[Dataset records]
============

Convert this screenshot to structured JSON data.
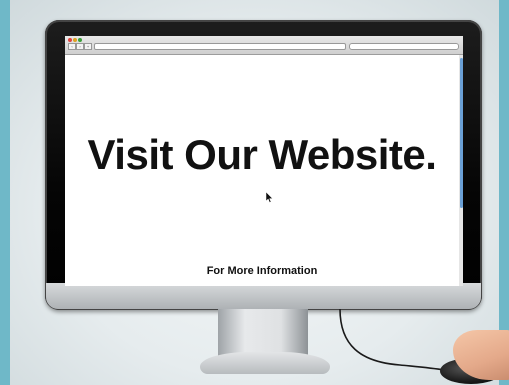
{
  "page": {
    "headline": "Visit Our Website.",
    "footer_text": "For More Information"
  },
  "browser": {
    "nav_back_symbol": "‹",
    "nav_forward_symbol": "›",
    "nav_add_symbol": "+"
  },
  "icons": {
    "close": "close-icon",
    "minimize": "minimize-icon",
    "zoom": "zoom-icon",
    "pointer": "mouse-pointer-icon"
  },
  "colors": {
    "accent_teal": "#6fb8c8",
    "text": "#111111",
    "scroll_thumb": "#6aa0d6"
  }
}
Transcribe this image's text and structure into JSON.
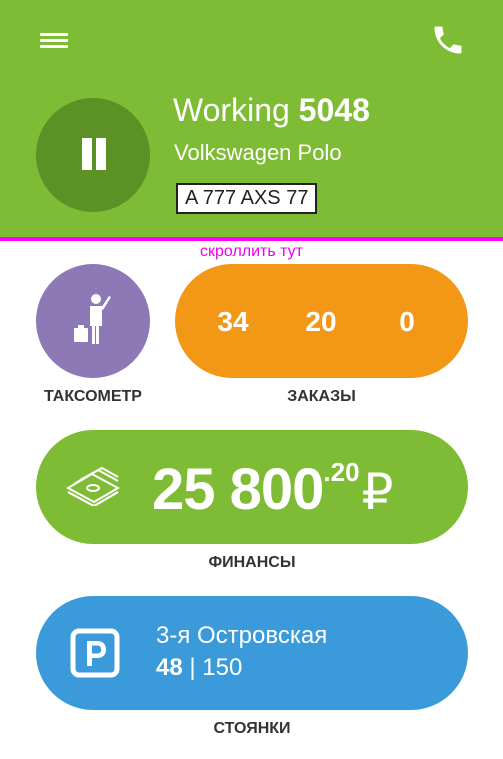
{
  "header": {
    "status_word": "Working",
    "driver_number": "5048",
    "car_model": "Volkswagen Polo",
    "license_plate": "A 777 AXS 77",
    "menu_icon": "hamburger-menu-icon",
    "phone_icon": "phone-icon",
    "pause_icon": "pause-icon"
  },
  "scroll_hint": "скроллить тут",
  "taximeter": {
    "label": "ТАКСОМЕТР",
    "icon": "passenger-hailing-icon"
  },
  "orders": {
    "label": "ЗАКАЗЫ",
    "counts": [
      "34",
      "20",
      "0"
    ]
  },
  "finance": {
    "label": "ФИНАНСЫ",
    "amount_main": "25 800",
    "amount_cents": ".20",
    "currency": "₽",
    "icon": "money-stack-icon"
  },
  "parking": {
    "label": "СТОЯНКИ",
    "name": "3-я Островская",
    "count_a": "48",
    "separator": " | ",
    "count_b": "150",
    "icon": "parking-icon"
  },
  "colors": {
    "header_green": "#7fbc35",
    "pause_dark_green": "#5b9125",
    "taximeter_purple": "#8d79b6",
    "orders_orange": "#f39716",
    "finance_green": "#7fbc35",
    "parking_blue": "#3b9ad9",
    "divider_magenta": "#ff00ff"
  }
}
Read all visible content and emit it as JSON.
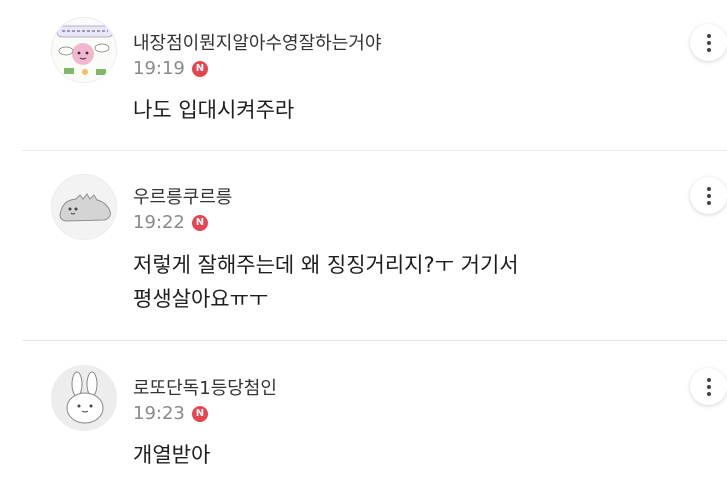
{
  "comments": [
    {
      "nickname": "내장점이뭔지알아수영잘하는거야",
      "time": "19:19",
      "badge": "N",
      "text_lines": [
        "나도 입대시켜주라"
      ],
      "avatar_icon": "pink-character-sticker-icon"
    },
    {
      "nickname": "우르릉쿠르릉",
      "time": "19:22",
      "badge": "N",
      "text_lines": [
        "저렇게 잘해주는데 왜 징징거리지?ㅜ 거기서",
        "평생살아요ㅠㅜ"
      ],
      "avatar_icon": "gray-dinosaur-icon"
    },
    {
      "nickname": "로또단독1등당첨인",
      "time": "19:23",
      "badge": "N",
      "text_lines": [
        "개열받아"
      ],
      "avatar_icon": "white-rabbit-icon"
    }
  ],
  "colors": {
    "badge": "#e8444f",
    "time": "#8a8a8a",
    "divider": "#e9e9e9"
  }
}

============

### [Aim]
How many of the lines in the listing above hold the word "nickname"? Report only that figure.

### [Reply]
3